BEGIN
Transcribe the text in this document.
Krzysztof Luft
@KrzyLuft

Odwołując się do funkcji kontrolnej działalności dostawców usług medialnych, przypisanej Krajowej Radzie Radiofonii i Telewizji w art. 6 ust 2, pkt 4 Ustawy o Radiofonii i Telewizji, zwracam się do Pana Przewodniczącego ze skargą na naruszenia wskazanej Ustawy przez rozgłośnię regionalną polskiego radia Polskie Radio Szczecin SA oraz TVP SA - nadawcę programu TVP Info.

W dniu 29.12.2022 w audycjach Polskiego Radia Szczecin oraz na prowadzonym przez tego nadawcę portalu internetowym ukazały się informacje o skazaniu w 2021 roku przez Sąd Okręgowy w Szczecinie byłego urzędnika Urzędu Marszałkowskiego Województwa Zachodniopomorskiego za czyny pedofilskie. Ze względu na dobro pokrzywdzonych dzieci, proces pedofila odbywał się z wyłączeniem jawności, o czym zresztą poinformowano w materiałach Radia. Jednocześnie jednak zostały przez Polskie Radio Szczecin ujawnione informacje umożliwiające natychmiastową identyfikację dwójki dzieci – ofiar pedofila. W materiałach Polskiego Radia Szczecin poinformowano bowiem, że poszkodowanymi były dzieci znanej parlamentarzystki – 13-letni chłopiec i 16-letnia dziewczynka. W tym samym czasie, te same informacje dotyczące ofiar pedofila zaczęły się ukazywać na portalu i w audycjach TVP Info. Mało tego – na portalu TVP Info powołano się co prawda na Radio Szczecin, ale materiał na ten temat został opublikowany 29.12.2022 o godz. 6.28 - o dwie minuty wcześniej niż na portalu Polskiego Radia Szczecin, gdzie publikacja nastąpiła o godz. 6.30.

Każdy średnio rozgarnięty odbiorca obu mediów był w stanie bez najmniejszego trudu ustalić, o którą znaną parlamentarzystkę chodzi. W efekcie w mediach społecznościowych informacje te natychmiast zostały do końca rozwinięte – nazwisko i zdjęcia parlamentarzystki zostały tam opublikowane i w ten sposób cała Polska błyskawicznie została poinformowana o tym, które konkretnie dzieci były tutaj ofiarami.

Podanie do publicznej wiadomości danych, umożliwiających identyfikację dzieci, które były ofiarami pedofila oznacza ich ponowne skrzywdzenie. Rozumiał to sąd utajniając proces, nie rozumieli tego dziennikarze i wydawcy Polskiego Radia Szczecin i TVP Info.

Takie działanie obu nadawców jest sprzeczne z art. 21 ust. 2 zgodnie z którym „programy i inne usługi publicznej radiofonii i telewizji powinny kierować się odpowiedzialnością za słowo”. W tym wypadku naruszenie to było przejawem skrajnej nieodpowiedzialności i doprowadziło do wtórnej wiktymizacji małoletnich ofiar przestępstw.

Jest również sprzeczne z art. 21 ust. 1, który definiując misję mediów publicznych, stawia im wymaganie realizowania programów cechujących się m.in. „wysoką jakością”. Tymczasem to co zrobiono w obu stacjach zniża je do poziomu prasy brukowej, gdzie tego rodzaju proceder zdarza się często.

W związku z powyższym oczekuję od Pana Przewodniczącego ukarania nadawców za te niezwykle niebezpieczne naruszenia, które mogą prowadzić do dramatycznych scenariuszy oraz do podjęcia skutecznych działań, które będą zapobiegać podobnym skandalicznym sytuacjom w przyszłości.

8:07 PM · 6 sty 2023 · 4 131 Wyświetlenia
END
Problem – Copy out every line of the listing that contains the string "publicznej".

The answer –
Podanie do publicznej wiadomości danych, umożliwiających identyfikację dzieci, które były ofiarami pedofila oznacza ich ponowne skrzywdzenie. Rozumiał to sąd utajniając proces, nie rozumieli tego dziennikarze i wydawcy Polskiego Radia Szczecin i TVP Info.
Takie działanie obu nadawców jest sprzeczne z art. 21 ust. 2 zgodnie z którym „programy i inne usługi publicznej radiofonii i telewizji powinny kierować się odpowiedzialnością za słowo”. W tym wypadku naruszenie to było przejawem skrajnej nieodpowiedzialności i doprowadziło do wtórnej wiktymizacji małoletnich ofiar przestępstw.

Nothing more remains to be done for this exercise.